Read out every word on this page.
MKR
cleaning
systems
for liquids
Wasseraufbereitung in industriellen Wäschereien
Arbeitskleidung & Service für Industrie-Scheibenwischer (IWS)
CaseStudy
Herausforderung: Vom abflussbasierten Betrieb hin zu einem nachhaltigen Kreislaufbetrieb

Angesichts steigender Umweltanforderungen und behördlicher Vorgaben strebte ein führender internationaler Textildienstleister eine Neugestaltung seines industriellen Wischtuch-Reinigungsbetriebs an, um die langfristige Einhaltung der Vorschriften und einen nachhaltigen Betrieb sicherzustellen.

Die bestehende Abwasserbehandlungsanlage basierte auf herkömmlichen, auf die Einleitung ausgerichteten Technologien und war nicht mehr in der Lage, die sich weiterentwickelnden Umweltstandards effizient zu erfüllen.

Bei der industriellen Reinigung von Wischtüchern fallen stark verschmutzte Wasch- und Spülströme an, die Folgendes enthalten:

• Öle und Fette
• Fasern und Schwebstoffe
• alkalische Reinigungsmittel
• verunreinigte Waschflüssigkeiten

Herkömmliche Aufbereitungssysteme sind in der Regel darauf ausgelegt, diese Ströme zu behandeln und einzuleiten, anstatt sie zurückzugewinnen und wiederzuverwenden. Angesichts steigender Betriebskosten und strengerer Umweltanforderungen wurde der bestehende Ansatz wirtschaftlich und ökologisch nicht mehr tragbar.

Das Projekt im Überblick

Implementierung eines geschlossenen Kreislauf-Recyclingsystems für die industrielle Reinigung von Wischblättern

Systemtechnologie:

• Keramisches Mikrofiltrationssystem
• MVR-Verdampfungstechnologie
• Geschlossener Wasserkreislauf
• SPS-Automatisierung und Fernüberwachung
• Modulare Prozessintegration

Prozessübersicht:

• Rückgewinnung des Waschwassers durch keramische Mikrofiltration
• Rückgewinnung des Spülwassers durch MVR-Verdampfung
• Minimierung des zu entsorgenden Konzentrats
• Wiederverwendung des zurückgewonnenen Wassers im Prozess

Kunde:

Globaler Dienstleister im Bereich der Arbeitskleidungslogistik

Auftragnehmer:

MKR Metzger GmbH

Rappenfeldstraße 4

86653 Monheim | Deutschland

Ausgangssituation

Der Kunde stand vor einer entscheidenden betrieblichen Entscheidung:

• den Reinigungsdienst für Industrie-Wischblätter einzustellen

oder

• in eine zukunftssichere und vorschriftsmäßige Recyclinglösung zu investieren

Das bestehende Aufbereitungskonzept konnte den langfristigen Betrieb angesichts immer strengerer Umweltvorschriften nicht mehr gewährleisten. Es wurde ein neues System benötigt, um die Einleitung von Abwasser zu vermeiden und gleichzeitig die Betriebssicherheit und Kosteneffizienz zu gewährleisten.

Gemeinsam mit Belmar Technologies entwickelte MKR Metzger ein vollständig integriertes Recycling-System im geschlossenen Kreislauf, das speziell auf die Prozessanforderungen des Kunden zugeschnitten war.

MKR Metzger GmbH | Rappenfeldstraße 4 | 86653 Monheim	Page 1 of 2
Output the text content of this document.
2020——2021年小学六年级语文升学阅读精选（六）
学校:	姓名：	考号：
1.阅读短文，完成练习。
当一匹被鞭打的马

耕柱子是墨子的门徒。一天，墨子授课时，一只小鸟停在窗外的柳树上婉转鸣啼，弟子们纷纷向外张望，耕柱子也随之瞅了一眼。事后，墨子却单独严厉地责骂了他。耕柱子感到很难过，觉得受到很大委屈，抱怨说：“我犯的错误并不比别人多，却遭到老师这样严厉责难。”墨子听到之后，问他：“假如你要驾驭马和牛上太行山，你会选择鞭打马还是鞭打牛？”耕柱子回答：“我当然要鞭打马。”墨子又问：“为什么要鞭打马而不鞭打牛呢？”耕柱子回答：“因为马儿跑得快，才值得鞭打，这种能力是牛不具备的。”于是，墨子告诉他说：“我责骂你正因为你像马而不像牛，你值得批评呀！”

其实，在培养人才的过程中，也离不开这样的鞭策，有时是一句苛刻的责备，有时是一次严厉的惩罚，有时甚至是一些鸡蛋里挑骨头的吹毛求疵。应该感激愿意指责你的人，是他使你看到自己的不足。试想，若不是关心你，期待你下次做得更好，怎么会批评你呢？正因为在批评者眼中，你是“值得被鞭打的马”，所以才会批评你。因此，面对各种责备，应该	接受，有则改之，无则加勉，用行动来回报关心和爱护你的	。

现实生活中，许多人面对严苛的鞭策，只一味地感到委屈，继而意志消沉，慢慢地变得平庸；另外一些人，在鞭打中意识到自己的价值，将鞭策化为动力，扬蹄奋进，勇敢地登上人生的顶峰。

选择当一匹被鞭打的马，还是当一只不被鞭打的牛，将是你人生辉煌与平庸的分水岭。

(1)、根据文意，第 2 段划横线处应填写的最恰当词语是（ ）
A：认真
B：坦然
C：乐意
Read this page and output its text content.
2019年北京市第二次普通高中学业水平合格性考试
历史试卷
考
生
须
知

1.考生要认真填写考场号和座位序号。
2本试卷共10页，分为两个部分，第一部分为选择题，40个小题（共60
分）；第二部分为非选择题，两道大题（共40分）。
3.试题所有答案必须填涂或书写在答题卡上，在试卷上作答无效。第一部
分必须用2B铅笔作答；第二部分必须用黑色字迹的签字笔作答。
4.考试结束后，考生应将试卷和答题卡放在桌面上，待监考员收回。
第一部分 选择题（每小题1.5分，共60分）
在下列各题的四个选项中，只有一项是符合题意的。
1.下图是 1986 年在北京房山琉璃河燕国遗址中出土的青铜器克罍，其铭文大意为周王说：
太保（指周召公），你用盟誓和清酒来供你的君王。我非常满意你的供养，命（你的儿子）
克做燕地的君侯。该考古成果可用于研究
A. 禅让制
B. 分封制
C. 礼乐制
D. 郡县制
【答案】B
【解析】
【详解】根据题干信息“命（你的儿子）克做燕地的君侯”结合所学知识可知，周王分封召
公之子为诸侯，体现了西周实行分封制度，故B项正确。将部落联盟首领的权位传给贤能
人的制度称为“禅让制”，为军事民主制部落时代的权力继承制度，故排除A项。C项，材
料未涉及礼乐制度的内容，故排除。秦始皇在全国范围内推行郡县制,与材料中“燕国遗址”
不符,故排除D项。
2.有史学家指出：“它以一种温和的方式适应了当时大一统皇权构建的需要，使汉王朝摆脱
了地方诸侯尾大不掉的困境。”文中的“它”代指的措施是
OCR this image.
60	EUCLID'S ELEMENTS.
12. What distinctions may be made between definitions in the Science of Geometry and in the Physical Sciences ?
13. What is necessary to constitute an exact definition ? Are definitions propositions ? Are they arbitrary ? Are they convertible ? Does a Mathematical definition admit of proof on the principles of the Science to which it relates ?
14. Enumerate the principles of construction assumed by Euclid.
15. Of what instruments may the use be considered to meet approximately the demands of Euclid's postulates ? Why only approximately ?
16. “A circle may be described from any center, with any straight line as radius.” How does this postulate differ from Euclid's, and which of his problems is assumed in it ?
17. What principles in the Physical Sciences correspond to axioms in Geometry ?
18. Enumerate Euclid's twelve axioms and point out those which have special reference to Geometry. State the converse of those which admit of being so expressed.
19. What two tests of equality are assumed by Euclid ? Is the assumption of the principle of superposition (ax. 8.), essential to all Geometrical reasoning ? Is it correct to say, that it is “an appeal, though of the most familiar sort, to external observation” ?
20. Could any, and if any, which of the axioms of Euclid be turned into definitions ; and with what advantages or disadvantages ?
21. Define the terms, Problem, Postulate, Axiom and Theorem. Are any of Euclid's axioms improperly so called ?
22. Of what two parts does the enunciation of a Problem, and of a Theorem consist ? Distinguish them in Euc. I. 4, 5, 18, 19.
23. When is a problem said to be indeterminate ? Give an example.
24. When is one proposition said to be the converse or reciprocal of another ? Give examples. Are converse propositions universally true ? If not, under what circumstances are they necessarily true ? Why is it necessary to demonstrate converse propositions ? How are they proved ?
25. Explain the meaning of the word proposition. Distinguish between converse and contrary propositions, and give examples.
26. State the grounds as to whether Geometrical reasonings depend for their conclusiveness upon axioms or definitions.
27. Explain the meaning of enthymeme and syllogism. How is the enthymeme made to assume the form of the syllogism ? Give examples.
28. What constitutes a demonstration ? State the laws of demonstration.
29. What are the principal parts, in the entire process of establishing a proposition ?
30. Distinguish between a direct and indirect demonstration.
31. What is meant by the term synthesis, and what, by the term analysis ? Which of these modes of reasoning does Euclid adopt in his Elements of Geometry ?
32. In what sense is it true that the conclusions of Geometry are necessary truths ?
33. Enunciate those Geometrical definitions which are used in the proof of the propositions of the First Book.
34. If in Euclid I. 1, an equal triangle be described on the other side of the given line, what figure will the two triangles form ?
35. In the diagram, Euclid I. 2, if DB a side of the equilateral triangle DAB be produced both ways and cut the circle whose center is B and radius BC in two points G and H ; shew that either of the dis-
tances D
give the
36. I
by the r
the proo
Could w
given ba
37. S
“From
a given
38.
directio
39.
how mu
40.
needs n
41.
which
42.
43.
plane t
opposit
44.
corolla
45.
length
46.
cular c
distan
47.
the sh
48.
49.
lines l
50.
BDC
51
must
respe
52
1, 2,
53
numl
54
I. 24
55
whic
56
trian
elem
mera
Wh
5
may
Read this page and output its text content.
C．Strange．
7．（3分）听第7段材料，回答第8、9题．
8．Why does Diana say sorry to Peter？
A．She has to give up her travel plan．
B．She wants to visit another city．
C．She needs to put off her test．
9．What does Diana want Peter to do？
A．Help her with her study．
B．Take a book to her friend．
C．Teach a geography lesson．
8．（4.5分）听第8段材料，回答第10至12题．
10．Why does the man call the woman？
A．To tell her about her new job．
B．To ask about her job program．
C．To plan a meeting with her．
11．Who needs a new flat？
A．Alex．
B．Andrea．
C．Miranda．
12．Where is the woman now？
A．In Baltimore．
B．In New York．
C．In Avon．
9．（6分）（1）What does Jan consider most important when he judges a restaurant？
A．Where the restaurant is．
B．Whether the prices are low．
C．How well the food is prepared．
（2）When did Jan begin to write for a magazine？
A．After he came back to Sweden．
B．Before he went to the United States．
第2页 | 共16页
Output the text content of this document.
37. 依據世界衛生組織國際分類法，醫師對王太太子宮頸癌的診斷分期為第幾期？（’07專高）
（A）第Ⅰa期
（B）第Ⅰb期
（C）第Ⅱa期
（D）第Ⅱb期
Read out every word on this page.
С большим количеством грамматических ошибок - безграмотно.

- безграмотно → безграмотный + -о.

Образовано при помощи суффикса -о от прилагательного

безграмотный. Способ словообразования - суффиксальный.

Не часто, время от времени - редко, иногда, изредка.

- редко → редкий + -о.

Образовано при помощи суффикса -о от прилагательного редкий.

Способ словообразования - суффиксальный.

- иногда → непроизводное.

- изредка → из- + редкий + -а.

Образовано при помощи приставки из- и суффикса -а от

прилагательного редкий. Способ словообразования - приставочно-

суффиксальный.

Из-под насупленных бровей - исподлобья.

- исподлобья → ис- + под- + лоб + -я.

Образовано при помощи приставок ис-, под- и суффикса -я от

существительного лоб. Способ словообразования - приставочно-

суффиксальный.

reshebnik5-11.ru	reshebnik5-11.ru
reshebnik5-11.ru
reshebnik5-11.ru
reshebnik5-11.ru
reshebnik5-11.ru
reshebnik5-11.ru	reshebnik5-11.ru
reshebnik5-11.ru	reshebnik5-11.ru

What to do:
Collect each line holding the string "another".

Expected answer:
24. When is one proposition said to be the converse or reciprocal of another ? Give examples. Are converse propositions universally true ? If not, under what circumstances are they necessarily true ? Why is it necessary to demonstrate converse propositions ? How are they proved ?
B．She wants to visit another city．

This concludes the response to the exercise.